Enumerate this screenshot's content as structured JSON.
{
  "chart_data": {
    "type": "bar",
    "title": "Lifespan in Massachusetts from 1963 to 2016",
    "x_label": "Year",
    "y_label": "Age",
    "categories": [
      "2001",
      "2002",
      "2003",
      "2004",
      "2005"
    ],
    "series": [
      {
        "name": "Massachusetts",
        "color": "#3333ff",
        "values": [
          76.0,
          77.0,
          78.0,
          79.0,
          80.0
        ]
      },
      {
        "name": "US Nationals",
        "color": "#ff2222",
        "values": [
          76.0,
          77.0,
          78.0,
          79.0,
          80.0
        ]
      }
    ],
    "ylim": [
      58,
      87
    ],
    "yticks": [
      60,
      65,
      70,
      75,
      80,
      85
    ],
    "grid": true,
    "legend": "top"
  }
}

# # # # #

Scan the material above for the string "name" and report each line where you find it.

§ RESULT OF THIS EXERCISE:
        "name": "Massachusetts",
        "name": "US Nationals",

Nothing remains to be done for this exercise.